**Your goal:**
Pull every line containing the word "this" from the records.

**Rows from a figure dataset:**

_ _ _ _ _

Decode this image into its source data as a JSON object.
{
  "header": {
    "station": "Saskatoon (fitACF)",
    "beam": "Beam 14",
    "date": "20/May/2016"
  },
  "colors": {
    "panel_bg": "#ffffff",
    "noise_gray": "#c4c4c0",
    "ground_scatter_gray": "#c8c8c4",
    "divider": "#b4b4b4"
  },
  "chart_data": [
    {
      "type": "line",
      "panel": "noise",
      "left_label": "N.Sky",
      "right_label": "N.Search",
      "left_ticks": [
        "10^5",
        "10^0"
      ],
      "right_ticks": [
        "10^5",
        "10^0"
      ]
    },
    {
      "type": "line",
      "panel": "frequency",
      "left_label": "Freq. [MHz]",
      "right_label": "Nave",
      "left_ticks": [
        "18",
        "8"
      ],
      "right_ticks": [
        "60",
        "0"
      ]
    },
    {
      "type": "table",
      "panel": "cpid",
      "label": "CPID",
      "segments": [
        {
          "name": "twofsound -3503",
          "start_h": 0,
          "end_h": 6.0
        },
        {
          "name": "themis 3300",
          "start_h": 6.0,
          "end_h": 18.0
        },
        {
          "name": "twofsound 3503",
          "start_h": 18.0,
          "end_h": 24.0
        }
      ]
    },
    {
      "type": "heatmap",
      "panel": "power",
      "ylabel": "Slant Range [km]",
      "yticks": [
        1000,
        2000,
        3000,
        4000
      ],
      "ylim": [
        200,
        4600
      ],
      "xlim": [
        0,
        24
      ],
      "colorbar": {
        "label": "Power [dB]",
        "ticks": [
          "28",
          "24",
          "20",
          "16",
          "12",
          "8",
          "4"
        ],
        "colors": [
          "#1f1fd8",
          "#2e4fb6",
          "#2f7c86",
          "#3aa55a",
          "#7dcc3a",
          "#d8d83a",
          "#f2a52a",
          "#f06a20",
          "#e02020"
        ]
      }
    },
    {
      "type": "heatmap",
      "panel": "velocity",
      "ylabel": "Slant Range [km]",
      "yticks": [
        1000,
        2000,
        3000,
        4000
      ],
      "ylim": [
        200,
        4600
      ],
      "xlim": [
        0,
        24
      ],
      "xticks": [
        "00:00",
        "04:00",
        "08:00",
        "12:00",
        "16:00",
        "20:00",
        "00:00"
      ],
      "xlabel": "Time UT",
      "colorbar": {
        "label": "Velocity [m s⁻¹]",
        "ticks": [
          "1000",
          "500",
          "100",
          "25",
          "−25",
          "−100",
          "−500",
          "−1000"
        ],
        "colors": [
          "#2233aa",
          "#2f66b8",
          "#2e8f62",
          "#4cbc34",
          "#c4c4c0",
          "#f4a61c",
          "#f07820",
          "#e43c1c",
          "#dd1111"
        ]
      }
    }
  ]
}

_ _ _ _ _

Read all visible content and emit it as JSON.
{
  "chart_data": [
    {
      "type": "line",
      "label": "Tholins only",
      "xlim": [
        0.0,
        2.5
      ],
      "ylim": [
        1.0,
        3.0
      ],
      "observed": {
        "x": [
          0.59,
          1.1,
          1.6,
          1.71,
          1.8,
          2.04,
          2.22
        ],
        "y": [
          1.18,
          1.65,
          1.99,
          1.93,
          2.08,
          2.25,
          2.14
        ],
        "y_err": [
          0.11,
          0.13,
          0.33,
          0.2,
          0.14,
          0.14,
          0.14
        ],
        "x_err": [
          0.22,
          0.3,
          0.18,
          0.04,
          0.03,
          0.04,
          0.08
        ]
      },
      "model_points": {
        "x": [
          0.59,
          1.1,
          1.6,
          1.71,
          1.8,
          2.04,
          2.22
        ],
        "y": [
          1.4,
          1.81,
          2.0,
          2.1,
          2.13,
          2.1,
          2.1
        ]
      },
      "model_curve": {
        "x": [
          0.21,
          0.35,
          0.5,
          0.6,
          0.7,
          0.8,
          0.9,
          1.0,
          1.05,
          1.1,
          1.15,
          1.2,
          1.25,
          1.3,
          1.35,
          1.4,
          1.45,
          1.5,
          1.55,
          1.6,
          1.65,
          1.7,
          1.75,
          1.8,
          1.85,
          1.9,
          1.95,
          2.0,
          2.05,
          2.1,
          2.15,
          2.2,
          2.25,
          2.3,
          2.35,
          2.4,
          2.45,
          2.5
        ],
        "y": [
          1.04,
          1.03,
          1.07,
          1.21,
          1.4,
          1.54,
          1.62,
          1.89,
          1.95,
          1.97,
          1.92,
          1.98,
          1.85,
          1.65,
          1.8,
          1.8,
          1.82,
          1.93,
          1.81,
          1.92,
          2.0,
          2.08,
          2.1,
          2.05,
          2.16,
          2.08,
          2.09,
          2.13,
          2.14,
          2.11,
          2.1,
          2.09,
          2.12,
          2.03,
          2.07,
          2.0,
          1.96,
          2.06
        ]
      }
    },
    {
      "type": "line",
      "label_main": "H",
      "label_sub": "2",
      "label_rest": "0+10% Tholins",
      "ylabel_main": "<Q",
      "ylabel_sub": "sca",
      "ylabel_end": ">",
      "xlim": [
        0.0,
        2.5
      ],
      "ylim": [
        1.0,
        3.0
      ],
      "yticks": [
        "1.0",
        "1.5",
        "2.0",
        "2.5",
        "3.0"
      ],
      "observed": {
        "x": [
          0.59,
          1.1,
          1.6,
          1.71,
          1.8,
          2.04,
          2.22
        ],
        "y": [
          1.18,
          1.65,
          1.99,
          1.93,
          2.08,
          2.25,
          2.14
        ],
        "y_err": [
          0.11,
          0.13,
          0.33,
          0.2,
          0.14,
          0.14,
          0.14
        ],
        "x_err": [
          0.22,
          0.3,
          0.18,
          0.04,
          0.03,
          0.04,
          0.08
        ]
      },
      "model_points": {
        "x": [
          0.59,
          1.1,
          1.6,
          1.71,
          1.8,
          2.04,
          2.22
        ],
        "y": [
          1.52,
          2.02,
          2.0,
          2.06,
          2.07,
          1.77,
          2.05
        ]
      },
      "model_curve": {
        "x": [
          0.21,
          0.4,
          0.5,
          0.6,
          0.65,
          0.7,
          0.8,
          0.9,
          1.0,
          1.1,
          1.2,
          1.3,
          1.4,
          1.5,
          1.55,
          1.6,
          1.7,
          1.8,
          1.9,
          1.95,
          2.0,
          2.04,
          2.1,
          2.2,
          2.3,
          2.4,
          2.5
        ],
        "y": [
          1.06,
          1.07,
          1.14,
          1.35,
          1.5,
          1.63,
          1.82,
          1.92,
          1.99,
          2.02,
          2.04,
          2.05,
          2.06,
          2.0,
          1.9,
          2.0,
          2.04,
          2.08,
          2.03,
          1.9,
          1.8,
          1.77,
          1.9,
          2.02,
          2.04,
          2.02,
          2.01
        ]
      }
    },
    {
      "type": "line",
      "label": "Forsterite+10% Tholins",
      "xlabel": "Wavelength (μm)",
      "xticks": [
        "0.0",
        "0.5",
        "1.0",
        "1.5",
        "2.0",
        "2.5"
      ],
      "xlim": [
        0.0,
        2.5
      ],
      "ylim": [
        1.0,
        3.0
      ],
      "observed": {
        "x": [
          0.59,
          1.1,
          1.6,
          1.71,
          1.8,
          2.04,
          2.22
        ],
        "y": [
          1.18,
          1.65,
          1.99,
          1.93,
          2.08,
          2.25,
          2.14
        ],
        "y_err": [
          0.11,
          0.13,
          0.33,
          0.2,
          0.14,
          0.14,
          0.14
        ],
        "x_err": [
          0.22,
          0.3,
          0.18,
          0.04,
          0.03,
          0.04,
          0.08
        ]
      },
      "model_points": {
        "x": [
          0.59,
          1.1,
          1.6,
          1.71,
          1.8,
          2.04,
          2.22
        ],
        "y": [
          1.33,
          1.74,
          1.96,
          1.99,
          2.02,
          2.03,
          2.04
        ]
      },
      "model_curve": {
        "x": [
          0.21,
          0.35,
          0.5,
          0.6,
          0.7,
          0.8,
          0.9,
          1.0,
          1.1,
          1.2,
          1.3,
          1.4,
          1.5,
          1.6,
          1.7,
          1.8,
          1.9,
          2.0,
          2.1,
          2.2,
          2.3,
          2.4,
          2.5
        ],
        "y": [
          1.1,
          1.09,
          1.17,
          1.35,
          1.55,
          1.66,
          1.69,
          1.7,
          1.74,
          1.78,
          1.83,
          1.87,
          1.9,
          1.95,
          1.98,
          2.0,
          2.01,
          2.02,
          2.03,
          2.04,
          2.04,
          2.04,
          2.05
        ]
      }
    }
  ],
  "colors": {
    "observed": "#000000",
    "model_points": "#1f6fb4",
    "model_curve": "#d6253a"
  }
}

_ _ _ _ _

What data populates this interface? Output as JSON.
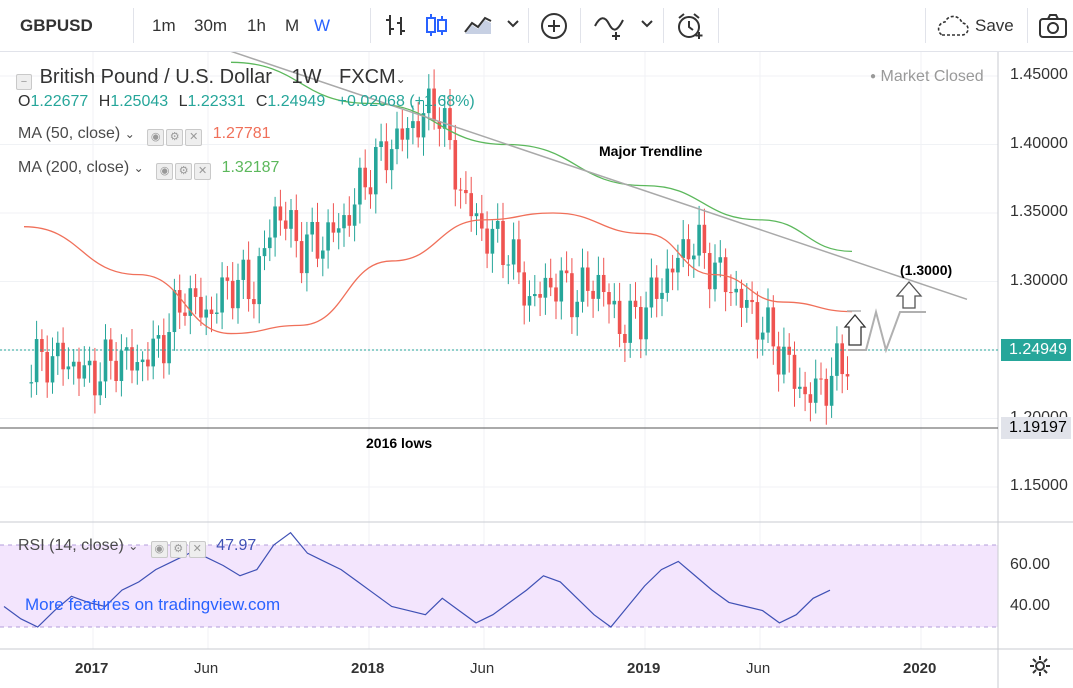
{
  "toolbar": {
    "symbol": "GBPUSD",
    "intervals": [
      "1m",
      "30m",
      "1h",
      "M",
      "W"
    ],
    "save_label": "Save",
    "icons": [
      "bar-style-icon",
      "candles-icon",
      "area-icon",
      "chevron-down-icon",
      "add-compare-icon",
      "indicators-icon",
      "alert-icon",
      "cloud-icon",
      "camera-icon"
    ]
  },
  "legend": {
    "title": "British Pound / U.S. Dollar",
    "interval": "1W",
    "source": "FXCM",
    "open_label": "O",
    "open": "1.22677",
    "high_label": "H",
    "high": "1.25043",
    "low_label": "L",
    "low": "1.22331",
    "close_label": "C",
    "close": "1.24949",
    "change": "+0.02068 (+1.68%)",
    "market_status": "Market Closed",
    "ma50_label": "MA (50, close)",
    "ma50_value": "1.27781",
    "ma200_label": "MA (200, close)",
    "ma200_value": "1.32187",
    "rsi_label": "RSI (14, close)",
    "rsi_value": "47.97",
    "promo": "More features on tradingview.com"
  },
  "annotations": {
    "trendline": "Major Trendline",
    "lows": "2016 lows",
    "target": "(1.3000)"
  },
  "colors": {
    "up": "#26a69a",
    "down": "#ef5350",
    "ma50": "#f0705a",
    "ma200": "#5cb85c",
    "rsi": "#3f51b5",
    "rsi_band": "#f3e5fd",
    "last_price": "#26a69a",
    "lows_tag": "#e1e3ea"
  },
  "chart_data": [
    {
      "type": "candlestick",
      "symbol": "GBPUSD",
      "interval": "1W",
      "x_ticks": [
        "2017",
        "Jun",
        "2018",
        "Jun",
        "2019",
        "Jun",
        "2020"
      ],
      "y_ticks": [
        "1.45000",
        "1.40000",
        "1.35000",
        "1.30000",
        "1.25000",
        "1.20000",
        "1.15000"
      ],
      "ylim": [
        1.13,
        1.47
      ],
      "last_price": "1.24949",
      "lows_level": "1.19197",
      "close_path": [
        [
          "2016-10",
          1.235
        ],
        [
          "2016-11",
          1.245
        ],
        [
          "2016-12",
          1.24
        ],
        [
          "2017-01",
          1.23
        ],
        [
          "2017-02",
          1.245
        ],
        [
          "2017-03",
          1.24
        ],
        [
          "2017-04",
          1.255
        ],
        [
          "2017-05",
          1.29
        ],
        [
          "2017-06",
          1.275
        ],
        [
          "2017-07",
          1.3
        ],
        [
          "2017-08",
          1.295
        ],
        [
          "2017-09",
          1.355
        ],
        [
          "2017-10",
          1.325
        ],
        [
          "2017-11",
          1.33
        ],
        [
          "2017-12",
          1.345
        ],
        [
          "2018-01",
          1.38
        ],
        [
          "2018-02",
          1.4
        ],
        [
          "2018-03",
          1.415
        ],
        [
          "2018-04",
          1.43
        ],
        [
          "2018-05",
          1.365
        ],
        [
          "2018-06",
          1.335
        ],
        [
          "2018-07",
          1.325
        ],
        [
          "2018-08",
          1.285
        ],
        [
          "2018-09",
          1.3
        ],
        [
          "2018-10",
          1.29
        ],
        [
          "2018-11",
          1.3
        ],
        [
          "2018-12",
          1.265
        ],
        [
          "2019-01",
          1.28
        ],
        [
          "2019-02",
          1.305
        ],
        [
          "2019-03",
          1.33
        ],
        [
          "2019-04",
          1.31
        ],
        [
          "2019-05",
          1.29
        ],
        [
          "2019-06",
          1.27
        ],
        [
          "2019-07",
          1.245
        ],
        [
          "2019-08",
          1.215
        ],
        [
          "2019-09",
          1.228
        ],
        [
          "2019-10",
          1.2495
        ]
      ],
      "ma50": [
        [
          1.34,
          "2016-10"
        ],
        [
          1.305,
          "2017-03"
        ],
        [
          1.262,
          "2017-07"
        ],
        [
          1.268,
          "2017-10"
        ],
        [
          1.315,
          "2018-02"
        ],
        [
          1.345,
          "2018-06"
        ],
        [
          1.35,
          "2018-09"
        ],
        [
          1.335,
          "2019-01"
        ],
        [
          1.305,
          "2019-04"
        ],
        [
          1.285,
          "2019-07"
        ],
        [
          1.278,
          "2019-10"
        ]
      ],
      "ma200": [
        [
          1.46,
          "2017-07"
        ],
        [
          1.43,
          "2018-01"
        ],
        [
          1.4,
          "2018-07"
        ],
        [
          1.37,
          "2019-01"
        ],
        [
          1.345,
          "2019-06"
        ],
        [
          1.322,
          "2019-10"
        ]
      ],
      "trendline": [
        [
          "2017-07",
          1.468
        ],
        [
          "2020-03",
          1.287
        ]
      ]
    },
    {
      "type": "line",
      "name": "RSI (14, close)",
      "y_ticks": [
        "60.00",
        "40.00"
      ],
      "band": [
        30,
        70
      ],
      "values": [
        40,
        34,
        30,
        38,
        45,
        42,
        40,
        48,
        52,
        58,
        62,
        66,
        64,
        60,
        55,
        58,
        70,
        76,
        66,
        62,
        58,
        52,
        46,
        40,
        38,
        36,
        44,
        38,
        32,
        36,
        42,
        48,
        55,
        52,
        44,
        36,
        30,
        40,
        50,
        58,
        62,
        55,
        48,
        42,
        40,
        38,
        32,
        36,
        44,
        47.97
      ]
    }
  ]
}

_ _ _ _ _

**Finished task:**
Decode this image into its source data as a JSON object.
What data populates this interface? Output as JSON.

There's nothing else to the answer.